Part of a data file
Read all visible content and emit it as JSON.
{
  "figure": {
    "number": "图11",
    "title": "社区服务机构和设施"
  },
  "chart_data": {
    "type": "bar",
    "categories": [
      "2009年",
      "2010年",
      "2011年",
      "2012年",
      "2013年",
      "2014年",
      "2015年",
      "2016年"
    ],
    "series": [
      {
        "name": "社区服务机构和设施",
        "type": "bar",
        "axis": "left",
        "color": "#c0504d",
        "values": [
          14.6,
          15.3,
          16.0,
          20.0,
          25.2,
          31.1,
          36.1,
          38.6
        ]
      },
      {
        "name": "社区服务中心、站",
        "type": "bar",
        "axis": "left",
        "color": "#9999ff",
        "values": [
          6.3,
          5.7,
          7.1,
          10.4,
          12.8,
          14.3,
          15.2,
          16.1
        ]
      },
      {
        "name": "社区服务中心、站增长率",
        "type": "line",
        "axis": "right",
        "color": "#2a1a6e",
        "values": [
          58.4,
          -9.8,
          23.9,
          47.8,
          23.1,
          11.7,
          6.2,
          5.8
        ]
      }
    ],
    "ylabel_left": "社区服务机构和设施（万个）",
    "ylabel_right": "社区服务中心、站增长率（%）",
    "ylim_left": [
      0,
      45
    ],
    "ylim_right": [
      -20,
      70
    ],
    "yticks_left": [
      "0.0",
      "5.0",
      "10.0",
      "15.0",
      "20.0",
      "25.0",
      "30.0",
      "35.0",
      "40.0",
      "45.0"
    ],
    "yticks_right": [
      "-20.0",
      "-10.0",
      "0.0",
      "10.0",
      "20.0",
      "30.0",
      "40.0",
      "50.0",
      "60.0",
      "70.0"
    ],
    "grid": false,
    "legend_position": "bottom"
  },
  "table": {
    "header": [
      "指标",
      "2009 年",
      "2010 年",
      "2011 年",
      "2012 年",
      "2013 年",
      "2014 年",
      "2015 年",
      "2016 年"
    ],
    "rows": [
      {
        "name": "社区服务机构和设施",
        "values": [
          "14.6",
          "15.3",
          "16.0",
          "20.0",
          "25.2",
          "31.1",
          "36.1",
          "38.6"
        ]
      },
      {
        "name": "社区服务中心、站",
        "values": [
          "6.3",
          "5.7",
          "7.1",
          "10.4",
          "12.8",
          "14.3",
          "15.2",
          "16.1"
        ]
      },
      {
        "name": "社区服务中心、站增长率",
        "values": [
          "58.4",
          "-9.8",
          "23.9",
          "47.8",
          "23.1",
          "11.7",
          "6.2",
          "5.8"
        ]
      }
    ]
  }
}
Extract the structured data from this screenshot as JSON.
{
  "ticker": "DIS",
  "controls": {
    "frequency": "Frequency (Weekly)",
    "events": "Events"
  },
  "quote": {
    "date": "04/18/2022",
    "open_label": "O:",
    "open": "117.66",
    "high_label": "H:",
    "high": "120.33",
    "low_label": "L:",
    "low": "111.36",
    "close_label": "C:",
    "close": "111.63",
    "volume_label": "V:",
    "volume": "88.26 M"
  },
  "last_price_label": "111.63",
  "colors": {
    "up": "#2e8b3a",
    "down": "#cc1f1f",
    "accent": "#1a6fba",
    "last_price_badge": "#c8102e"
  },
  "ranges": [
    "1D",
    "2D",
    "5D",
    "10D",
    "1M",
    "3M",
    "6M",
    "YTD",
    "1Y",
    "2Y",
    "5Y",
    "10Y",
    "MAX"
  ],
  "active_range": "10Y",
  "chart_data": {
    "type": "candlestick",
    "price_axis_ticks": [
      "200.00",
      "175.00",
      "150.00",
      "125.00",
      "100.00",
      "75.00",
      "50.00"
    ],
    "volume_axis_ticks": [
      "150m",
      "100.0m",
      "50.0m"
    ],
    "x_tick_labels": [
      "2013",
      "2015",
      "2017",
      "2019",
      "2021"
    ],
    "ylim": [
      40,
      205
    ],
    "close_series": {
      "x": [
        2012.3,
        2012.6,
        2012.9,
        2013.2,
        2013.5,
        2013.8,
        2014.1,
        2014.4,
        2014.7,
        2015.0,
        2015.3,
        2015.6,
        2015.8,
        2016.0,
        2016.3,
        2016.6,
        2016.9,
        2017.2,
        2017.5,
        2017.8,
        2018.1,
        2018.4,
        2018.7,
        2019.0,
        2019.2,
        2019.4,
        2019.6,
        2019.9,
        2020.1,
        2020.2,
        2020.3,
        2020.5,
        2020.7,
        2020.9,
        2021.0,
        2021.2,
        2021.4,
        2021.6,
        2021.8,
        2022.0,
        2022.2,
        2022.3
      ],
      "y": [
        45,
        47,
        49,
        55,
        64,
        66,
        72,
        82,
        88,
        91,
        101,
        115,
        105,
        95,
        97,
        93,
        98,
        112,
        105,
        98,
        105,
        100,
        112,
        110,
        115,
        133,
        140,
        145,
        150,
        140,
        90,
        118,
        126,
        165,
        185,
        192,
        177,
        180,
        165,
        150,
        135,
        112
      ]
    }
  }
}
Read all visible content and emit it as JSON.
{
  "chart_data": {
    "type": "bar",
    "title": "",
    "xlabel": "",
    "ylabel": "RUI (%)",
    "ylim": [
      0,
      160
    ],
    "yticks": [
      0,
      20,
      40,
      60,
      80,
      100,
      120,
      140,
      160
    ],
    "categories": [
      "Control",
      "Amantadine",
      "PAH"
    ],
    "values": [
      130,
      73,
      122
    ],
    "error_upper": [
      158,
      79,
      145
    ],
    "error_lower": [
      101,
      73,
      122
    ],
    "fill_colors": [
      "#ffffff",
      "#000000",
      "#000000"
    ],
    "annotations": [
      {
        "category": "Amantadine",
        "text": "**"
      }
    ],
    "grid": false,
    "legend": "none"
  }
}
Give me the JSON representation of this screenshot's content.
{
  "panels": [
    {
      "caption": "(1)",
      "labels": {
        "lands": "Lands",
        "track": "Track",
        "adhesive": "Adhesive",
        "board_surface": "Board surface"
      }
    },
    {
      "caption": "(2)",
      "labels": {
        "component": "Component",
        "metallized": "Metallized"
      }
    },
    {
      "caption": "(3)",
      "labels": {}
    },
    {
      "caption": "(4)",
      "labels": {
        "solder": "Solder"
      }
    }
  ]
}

### WHAT IS REQUIRED
Pick out every line above that holds the word "社区服务机构和设施" and copy it.

### RESULT OF THIS TASK
    "title": "社区服务机构和设施"
        "name": "社区服务机构和设施",
    "ylabel_left": "社区服务机构和设施（万个）",
        "name": "社区服务机构和设施",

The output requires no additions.